Dataset extract
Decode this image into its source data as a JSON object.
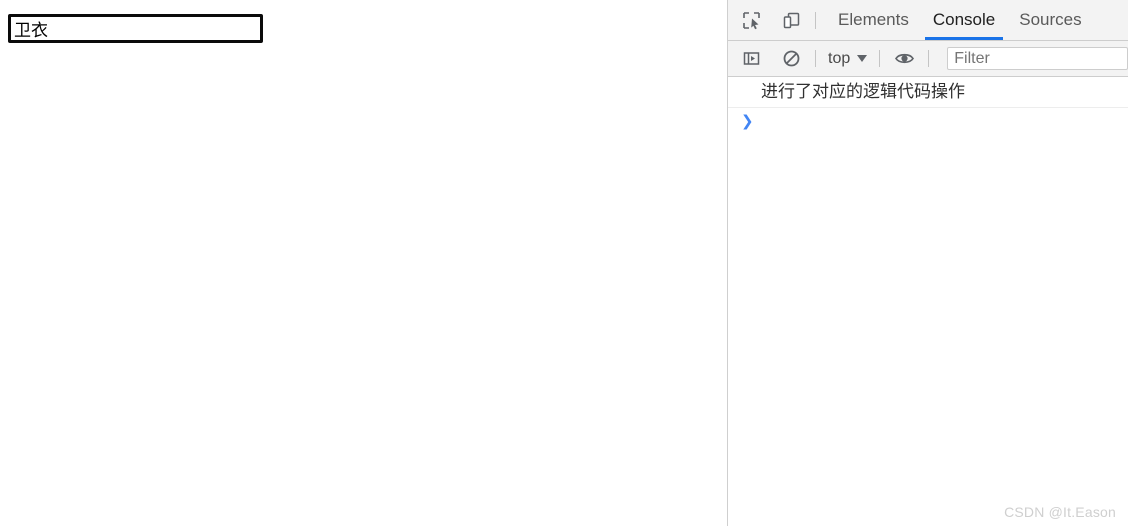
{
  "page": {
    "search_field": {
      "value": "卫衣",
      "placeholder": ""
    }
  },
  "devtools": {
    "tabbar": {
      "inspect_icon": "inspect-element-icon",
      "device_icon": "device-toolbar-icon",
      "tabs": [
        {
          "label": "Elements",
          "active": false
        },
        {
          "label": "Console",
          "active": true
        },
        {
          "label": "Sources",
          "active": false
        }
      ]
    },
    "console_toolbar": {
      "sidebar_icon": "console-sidebar-icon",
      "clear_icon": "clear-console-icon",
      "context_label": "top",
      "caret_icon": "chevron-down-icon",
      "eye_icon": "live-expression-eye-icon",
      "filter_placeholder": "Filter",
      "filter_value": ""
    },
    "console": {
      "messages": [
        {
          "text": "进行了对应的逻辑代码操作"
        }
      ],
      "prompt_symbol": "❯"
    },
    "colors": {
      "active_tab_underline": "#1a73e8",
      "prompt_chevron": "#4285f4",
      "toolbar_bg": "#f3f3f3"
    }
  },
  "watermark": {
    "text": "CSDN @It.Eason"
  }
}
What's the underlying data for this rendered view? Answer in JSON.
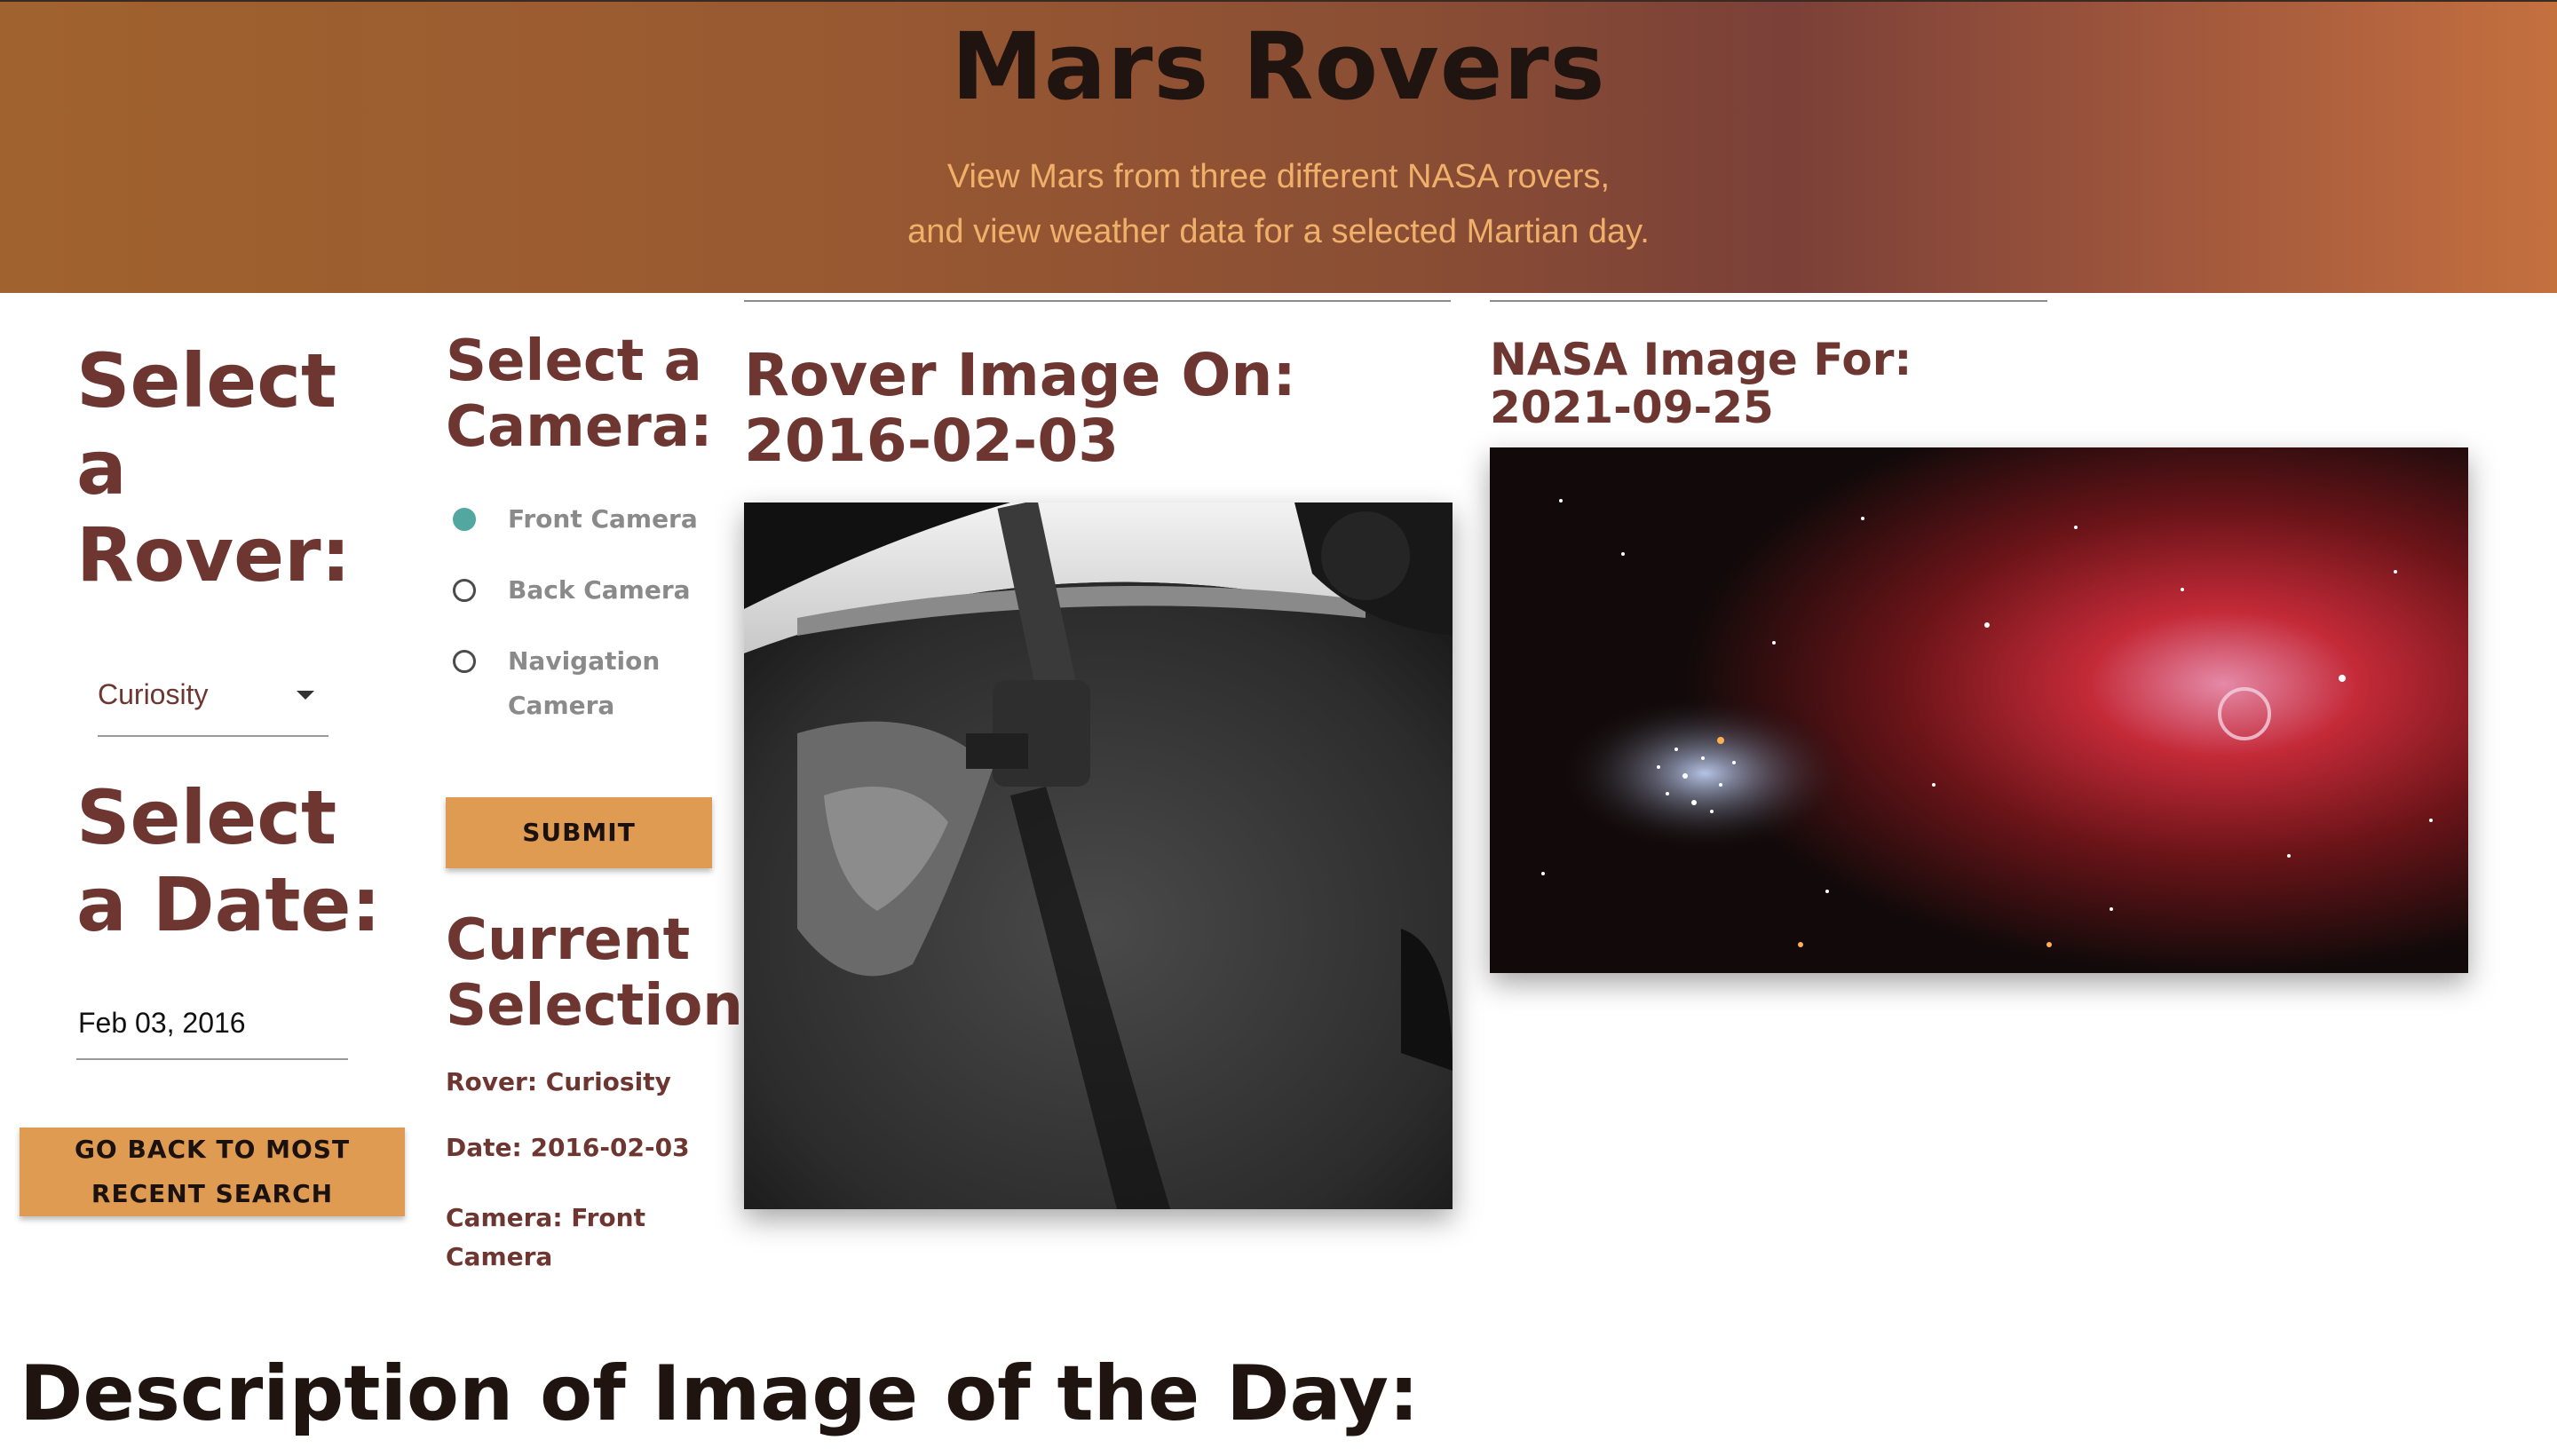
{
  "header": {
    "title": "Mars Rovers",
    "subtitle_line1": "View Mars from three different NASA rovers,",
    "subtitle_line2": "and view weather data for a selected Martian day."
  },
  "rover": {
    "heading": "Select a Rover:",
    "selected": "Curiosity"
  },
  "date": {
    "heading": "Select a Date:",
    "value": "Feb 03, 2016"
  },
  "back_button": "GO BACK TO MOST RECENT SEARCH",
  "camera": {
    "heading": "Select a Camera:",
    "options": [
      {
        "label": "Front Camera",
        "checked": true
      },
      {
        "label": "Back Camera",
        "checked": false
      },
      {
        "label": "Navigation Camera",
        "checked": false
      }
    ]
  },
  "submit_button": "SUBMIT",
  "current_selection": {
    "heading": "Current Selection:",
    "rover": "Rover: Curiosity",
    "date": "Date: 2016-02-03",
    "camera": "Camera: Front Camera"
  },
  "rover_image": {
    "title": "Rover Image On: 2016-02-03"
  },
  "nasa_image": {
    "title": "NASA Image For: 2021-09-25"
  },
  "description": {
    "heading": "Description of Image of the Day:"
  },
  "colors": {
    "heading_brown": "#6e3631",
    "button_orange": "#e09b52",
    "radio_teal": "#52a8a0",
    "subtitle_orange": "#f0b06a"
  }
}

Work to complete
Copy out the records above in full, exactly as written, but not the pictures.

Answer in full
Decode this image into its source data as a JSON object.
{
  "page": {
    "search_field": {
      "value": "卫衣",
      "placeholder": ""
    }
  },
  "devtools": {
    "tabbar": {
      "inspect_icon": "inspect-element-icon",
      "device_icon": "device-toolbar-icon",
      "tabs": [
        {
          "label": "Elements",
          "active": false
        },
        {
          "label": "Console",
          "active": true
        },
        {
          "label": "Sources",
          "active": false
        }
      ]
    },
    "console_toolbar": {
      "sidebar_icon": "console-sidebar-icon",
      "clear_icon": "clear-console-icon",
      "context_label": "top",
      "caret_icon": "chevron-down-icon",
      "eye_icon": "live-expression-eye-icon",
      "filter_placeholder": "Filter",
      "filter_value": ""
    },
    "console": {
      "messages": [
        {
          "text": "进行了对应的逻辑代码操作"
        }
      ],
      "prompt_symbol": "❯"
    },
    "colors": {
      "active_tab_underline": "#1a73e8",
      "prompt_chevron": "#4285f4",
      "toolbar_bg": "#f3f3f3"
    }
  },
  "watermark": {
    "text": "CSDN @It.Eason"
  }
}
What's the underlying data for this rendered view? Answer in JSON.
{
  "header": {
    "title": "Mars Rovers",
    "subtitle_line1": "View Mars from three different NASA rovers,",
    "subtitle_line2": "and view weather data for a selected Martian day."
  },
  "rover": {
    "heading": "Select a Rover:",
    "selected": "Curiosity"
  },
  "date": {
    "heading": "Select a Date:",
    "value": "Feb 03, 2016"
  },
  "back_button": "GO BACK TO MOST RECENT SEARCH",
  "camera": {
    "heading": "Select a Camera:",
    "options": [
      {
        "label": "Front Camera",
        "checked": true
      },
      {
        "label": "Back Camera",
        "checked": false
      },
      {
        "label": "Navigation Camera",
        "checked": false
      }
    ]
  },
  "submit_button": "SUBMIT",
  "current_selection": {
    "heading": "Current Selection:",
    "rover": "Rover: Curiosity",
    "date": "Date: 2016-02-03",
    "camera": "Camera: Front Camera"
  },
  "rover_image": {
    "title": "Rover Image On: 2016-02-03"
  },
  "nasa_image": {
    "title": "NASA Image For: 2021-09-25"
  },
  "description": {
    "heading": "Description of Image of the Day:"
  },
  "colors": {
    "heading_brown": "#6e3631",
    "button_orange": "#e09b52",
    "radio_teal": "#52a8a0",
    "subtitle_orange": "#f0b06a"
  }
}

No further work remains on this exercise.